**To do:** From the first line to the last, restate the data word for word.

[Data items]
........

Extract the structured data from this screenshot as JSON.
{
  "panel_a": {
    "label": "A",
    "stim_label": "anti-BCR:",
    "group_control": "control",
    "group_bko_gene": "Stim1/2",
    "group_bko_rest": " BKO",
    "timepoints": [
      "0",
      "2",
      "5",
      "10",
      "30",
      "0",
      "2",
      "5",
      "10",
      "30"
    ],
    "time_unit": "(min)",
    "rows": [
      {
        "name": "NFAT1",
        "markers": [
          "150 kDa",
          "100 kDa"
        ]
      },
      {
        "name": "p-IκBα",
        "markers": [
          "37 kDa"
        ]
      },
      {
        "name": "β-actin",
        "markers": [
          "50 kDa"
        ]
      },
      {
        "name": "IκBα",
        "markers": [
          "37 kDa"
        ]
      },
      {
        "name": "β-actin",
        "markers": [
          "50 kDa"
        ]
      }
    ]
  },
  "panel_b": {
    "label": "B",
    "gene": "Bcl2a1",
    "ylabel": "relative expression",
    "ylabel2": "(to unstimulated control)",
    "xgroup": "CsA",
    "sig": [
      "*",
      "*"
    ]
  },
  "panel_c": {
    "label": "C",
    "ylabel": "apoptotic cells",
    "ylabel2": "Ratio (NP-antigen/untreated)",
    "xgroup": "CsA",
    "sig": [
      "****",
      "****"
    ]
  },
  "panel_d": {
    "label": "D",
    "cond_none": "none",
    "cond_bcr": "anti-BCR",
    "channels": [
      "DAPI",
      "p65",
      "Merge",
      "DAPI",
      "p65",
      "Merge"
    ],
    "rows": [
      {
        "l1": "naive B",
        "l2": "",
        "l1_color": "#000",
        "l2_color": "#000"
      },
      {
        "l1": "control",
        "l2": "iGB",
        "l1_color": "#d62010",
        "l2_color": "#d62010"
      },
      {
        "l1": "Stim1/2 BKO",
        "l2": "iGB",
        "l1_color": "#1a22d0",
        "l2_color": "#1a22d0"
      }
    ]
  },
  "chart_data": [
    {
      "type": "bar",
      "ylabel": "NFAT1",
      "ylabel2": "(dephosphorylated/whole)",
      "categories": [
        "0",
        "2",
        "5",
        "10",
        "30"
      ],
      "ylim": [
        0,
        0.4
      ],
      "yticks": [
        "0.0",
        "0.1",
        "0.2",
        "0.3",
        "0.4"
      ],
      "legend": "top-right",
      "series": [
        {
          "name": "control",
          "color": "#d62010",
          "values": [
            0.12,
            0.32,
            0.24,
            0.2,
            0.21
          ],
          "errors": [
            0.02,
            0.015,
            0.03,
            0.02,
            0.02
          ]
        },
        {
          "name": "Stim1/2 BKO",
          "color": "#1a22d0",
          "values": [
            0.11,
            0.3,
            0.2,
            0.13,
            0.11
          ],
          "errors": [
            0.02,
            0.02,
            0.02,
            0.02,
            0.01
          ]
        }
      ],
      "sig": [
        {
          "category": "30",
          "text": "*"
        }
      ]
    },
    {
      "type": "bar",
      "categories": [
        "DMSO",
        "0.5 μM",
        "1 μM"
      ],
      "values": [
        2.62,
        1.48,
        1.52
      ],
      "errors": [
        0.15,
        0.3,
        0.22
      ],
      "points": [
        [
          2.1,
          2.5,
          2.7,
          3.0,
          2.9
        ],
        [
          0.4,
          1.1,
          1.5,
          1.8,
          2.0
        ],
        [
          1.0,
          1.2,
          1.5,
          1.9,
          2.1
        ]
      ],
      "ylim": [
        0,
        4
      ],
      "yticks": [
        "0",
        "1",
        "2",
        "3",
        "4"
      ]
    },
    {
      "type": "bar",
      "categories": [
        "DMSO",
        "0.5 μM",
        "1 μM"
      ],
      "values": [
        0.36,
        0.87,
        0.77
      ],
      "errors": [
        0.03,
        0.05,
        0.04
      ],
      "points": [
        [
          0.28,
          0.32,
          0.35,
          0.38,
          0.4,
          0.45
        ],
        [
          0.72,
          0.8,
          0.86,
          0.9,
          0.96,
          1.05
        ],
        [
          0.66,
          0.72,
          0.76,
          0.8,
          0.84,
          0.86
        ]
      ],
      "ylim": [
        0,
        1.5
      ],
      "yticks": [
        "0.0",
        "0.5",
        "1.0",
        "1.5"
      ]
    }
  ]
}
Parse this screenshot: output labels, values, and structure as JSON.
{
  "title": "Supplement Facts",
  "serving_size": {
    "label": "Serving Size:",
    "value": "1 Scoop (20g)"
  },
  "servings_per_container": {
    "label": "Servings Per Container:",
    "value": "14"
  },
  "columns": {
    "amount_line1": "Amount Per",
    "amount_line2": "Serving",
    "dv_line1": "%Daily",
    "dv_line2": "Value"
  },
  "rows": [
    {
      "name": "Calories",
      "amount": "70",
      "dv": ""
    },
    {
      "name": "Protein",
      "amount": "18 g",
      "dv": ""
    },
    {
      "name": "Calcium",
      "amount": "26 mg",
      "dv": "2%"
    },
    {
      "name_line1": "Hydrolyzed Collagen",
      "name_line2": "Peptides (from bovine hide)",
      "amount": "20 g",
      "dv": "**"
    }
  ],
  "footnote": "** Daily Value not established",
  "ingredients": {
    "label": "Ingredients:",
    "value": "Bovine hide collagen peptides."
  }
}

........

**The completed task:**
Extract the structured data from this screenshot as JSON.
{
  "panel_a": {
    "label": "A",
    "stim_label": "anti-BCR:",
    "group_control": "control",
    "group_bko_gene": "Stim1/2",
    "group_bko_rest": " BKO",
    "timepoints": [
      "0",
      "2",
      "5",
      "10",
      "30",
      "0",
      "2",
      "5",
      "10",
      "30"
    ],
    "time_unit": "(min)",
    "rows": [
      {
        "name": "NFAT1",
        "markers": [
          "150 kDa",
          "100 kDa"
        ]
      },
      {
        "name": "p-IκBα",
        "markers": [
          "37 kDa"
        ]
      },
      {
        "name": "β-actin",
        "markers": [
          "50 kDa"
        ]
      },
      {
        "name": "IκBα",
        "markers": [
          "37 kDa"
        ]
      },
      {
        "name": "β-actin",
        "markers": [
          "50 kDa"
        ]
      }
    ]
  },
  "panel_b": {
    "label": "B",
    "gene": "Bcl2a1",
    "ylabel": "relative expression",
    "ylabel2": "(to unstimulated control)",
    "xgroup": "CsA",
    "sig": [
      "*",
      "*"
    ]
  },
  "panel_c": {
    "label": "C",
    "ylabel": "apoptotic cells",
    "ylabel2": "Ratio (NP-antigen/untreated)",
    "xgroup": "CsA",
    "sig": [
      "****",
      "****"
    ]
  },
  "panel_d": {
    "label": "D",
    "cond_none": "none",
    "cond_bcr": "anti-BCR",
    "channels": [
      "DAPI",
      "p65",
      "Merge",
      "DAPI",
      "p65",
      "Merge"
    ],
    "rows": [
      {
        "l1": "naive B",
        "l2": "",
        "l1_color": "#000",
        "l2_color": "#000"
      },
      {
        "l1": "control",
        "l2": "iGB",
        "l1_color": "#d62010",
        "l2_color": "#d62010"
      },
      {
        "l1": "Stim1/2 BKO",
        "l2": "iGB",
        "l1_color": "#1a22d0",
        "l2_color": "#1a22d0"
      }
    ]
  },
  "chart_data": [
    {
      "type": "bar",
      "ylabel": "NFAT1",
      "ylabel2": "(dephosphorylated/whole)",
      "categories": [
        "0",
        "2",
        "5",
        "10",
        "30"
      ],
      "ylim": [
        0,
        0.4
      ],
      "yticks": [
        "0.0",
        "0.1",
        "0.2",
        "0.3",
        "0.4"
      ],
      "legend": "top-right",
      "series": [
        {
          "name": "control",
          "color": "#d62010",
          "values": [
            0.12,
            0.32,
            0.24,
            0.2,
            0.21
          ],
          "errors": [
            0.02,
            0.015,
            0.03,
            0.02,
            0.02
          ]
        },
        {
          "name": "Stim1/2 BKO",
          "color": "#1a22d0",
          "values": [
            0.11,
            0.3,
            0.2,
            0.13,
            0.11
          ],
          "errors": [
            0.02,
            0.02,
            0.02,
            0.02,
            0.01
          ]
        }
      ],
      "sig": [
        {
          "category": "30",
          "text": "*"
        }
      ]
    },
    {
      "type": "bar",
      "categories": [
        "DMSO",
        "0.5 μM",
        "1 μM"
      ],
      "values": [
        2.62,
        1.48,
        1.52
      ],
      "errors": [
        0.15,
        0.3,
        0.22
      ],
      "points": [
        [
          2.1,
          2.5,
          2.7,
          3.0,
          2.9
        ],
        [
          0.4,
          1.1,
          1.5,
          1.8,
          2.0
        ],
        [
          1.0,
          1.2,
          1.5,
          1.9,
          2.1
        ]
      ],
      "ylim": [
        0,
        4
      ],
      "yticks": [
        "0",
        "1",
        "2",
        "3",
        "4"
      ]
    },
    {
      "type": "bar",
      "categories": [
        "DMSO",
        "0.5 μM",
        "1 μM"
      ],
      "values": [
        0.36,
        0.87,
        0.77
      ],
      "errors": [
        0.03,
        0.05,
        0.04
      ],
      "points": [
        [
          0.28,
          0.32,
          0.35,
          0.38,
          0.4,
          0.45
        ],
        [
          0.72,
          0.8,
          0.86,
          0.9,
          0.96,
          1.05
        ],
        [
          0.66,
          0.72,
          0.76,
          0.8,
          0.84,
          0.86
        ]
      ],
      "ylim": [
        0,
        1.5
      ],
      "yticks": [
        "0.0",
        "0.5",
        "1.0",
        "1.5"
      ]
    }
  ]
}
Parse this screenshot: output labels, values, and structure as JSON.
{
  "title": "Supplement Facts",
  "serving_size": {
    "label": "Serving Size:",
    "value": "1 Scoop (20g)"
  },
  "servings_per_container": {
    "label": "Servings Per Container:",
    "value": "14"
  },
  "columns": {
    "amount_line1": "Amount Per",
    "amount_line2": "Serving",
    "dv_line1": "%Daily",
    "dv_line2": "Value"
  },
  "rows": [
    {
      "name": "Calories",
      "amount": "70",
      "dv": ""
    },
    {
      "name": "Protein",
      "amount": "18 g",
      "dv": ""
    },
    {
      "name": "Calcium",
      "amount": "26 mg",
      "dv": "2%"
    },
    {
      "name_line1": "Hydrolyzed Collagen",
      "name_line2": "Peptides (from bovine hide)",
      "amount": "20 g",
      "dv": "**"
    }
  ],
  "footnote": "** Daily Value not established",
  "ingredients": {
    "label": "Ingredients:",
    "value": "Bovine hide collagen peptides."
  }
}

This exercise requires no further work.